▶ What is being asked:
Reproduce all entries precisely, down to the last character.

──────

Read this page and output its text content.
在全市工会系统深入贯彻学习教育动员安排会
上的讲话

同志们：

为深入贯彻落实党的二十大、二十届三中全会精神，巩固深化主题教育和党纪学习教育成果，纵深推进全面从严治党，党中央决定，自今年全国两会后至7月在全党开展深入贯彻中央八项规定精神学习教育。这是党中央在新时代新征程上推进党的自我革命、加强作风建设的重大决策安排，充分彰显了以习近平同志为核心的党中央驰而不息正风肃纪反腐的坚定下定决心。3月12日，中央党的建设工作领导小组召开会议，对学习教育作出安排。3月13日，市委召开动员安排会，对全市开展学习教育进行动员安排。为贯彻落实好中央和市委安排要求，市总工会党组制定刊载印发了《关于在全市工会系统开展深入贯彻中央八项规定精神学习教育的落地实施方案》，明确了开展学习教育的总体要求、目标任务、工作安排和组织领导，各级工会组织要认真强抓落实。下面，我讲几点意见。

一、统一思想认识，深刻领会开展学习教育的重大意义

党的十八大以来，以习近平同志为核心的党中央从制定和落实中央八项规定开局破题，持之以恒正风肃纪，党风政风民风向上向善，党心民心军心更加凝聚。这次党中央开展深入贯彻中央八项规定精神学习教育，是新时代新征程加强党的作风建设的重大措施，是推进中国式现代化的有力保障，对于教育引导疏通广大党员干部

──────

▶ Complete output:
Read this page and output its text content.
在全市工会系统深入贯彻学习教育动员安排会
上的讲话

同志们：

为深入贯彻落实党的二十大、二十届三中全会精神，巩固深化主题教育和党纪学习教育成果，纵深推进全面从严治党，党中央决定，自今年全国两会后至7月在全党开展深入贯彻中央八项规定精神学习教育。这是党中央在新时代新征程上推进党的自我革命、加强作风建设的重大决策安排，充分彰显了以习近平同志为核心的党中央驰而不息正风肃纪反腐的坚定下定决心。3月12日，中央党的建设工作领导小组召开会议，对学习教育作出安排。3月13日，市委召开动员安排会，对全市开展学习教育进行动员安排。为贯彻落实好中央和市委安排要求，市总工会党组制定刊载印发了《关于在全市工会系统开展深入贯彻中央八项规定精神学习教育的落地实施方案》，明确了开展学习教育的总体要求、目标任务、工作安排和组织领导，各级工会组织要认真强抓落实。下面，我讲几点意见。

一、统一思想认识，深刻领会开展学习教育的重大意义

党的十八大以来，以习近平同志为核心的党中央从制定和落实中央八项规定开局破题，持之以恒正风肃纪，党风政风民风向上向善，党心民心军心更加凝聚。这次党中央开展深入贯彻中央八项规定精神学习教育，是新时代新征程加强党的作风建设的重大措施，是推进中国式现代化的有力保障，对于教育引导疏通广大党员干部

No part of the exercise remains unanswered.